** Given exercise **
Will you copy out all of the records below, line for line and without any change?

[Dataset items]
"""
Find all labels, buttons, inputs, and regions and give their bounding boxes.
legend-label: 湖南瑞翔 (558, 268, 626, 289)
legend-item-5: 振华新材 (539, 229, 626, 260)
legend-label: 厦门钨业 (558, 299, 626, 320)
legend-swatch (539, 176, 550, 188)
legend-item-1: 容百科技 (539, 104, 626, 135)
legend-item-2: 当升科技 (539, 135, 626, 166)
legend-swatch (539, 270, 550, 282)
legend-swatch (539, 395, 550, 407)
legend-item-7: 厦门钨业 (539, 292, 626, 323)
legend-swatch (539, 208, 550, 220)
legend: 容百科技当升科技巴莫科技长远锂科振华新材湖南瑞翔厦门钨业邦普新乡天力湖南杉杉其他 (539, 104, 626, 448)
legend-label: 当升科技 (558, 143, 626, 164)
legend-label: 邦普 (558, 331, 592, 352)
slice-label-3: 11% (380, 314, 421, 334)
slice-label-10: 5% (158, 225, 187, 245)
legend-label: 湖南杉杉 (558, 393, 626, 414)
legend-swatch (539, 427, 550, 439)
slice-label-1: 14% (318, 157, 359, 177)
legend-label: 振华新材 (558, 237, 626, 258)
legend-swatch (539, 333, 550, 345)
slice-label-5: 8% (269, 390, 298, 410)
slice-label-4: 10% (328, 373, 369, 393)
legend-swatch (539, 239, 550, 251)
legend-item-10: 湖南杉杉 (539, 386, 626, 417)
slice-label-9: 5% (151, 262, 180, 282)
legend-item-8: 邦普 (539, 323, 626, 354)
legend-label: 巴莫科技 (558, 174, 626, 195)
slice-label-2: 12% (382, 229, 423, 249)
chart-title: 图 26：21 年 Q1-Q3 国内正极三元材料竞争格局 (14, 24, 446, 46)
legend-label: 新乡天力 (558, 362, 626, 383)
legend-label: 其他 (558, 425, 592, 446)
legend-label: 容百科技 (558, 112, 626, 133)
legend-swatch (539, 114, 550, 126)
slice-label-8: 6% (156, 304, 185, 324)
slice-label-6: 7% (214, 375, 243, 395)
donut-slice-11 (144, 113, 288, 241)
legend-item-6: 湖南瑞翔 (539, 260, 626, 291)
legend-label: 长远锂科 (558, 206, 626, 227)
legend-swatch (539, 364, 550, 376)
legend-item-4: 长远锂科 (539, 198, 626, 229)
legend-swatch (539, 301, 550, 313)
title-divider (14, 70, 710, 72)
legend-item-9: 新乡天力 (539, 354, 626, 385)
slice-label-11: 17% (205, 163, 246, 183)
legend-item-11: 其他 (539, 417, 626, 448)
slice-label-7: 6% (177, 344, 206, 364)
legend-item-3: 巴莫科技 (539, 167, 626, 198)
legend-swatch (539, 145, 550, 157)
"""
** Task answer **
Find all labels, buttons, inputs, and regions and give their bounding boxes.
legend-label: 湖南瑞翔 (558, 268, 626, 289)
legend-item-5: 振华新材 (539, 229, 626, 260)
legend-label: 厦门钨业 (558, 299, 626, 320)
legend-swatch (539, 176, 550, 188)
legend-item-1: 容百科技 (539, 104, 626, 135)
legend-item-2: 当升科技 (539, 135, 626, 166)
legend-swatch (539, 270, 550, 282)
legend-swatch (539, 395, 550, 407)
legend-item-7: 厦门钨业 (539, 292, 626, 323)
legend-swatch (539, 208, 550, 220)
legend: 容百科技当升科技巴莫科技长远锂科振华新材湖南瑞翔厦门钨业邦普新乡天力湖南杉杉其他 (539, 104, 626, 448)
legend-label: 当升科技 (558, 143, 626, 164)
legend-label: 邦普 (558, 331, 592, 352)
slice-label-3: 11% (380, 314, 421, 334)
slice-label-10: 5% (158, 225, 187, 245)
legend-label: 湖南杉杉 (558, 393, 626, 414)
legend-swatch (539, 427, 550, 439)
slice-label-1: 14% (318, 157, 359, 177)
legend-label: 振华新材 (558, 237, 626, 258)
legend-swatch (539, 333, 550, 345)
slice-label-5: 8% (269, 390, 298, 410)
slice-label-4: 10% (328, 373, 369, 393)
legend-swatch (539, 239, 550, 251)
legend-item-10: 湖南杉杉 (539, 386, 626, 417)
slice-label-9: 5% (151, 262, 180, 282)
legend-item-8: 邦普 (539, 323, 626, 354)
legend-label: 巴莫科技 (558, 174, 626, 195)
slice-label-2: 12% (382, 229, 423, 249)
chart-title: 图 26：21 年 Q1-Q3 国内正极三元材料竞争格局 (14, 24, 446, 46)
legend-label: 新乡天力 (558, 362, 626, 383)
legend-label: 其他 (558, 425, 592, 446)
legend-label: 容百科技 (558, 112, 626, 133)
legend-swatch (539, 114, 550, 126)
slice-label-8: 6% (156, 304, 185, 324)
slice-label-6: 7% (214, 375, 243, 395)
donut-slice-11 (144, 113, 288, 241)
legend-item-6: 湖南瑞翔 (539, 260, 626, 291)
legend-label: 长远锂科 (558, 206, 626, 227)
legend-swatch (539, 364, 550, 376)
legend-item-4: 长远锂科 (539, 198, 626, 229)
legend-swatch (539, 301, 550, 313)
title-divider (14, 70, 710, 72)
legend-item-9: 新乡天力 (539, 354, 626, 385)
slice-label-11: 17% (205, 163, 246, 183)
legend-item-11: 其他 (539, 417, 626, 448)
slice-label-7: 6% (177, 344, 206, 364)
legend-item-3: 巴莫科技 (539, 167, 626, 198)
legend-swatch (539, 145, 550, 157)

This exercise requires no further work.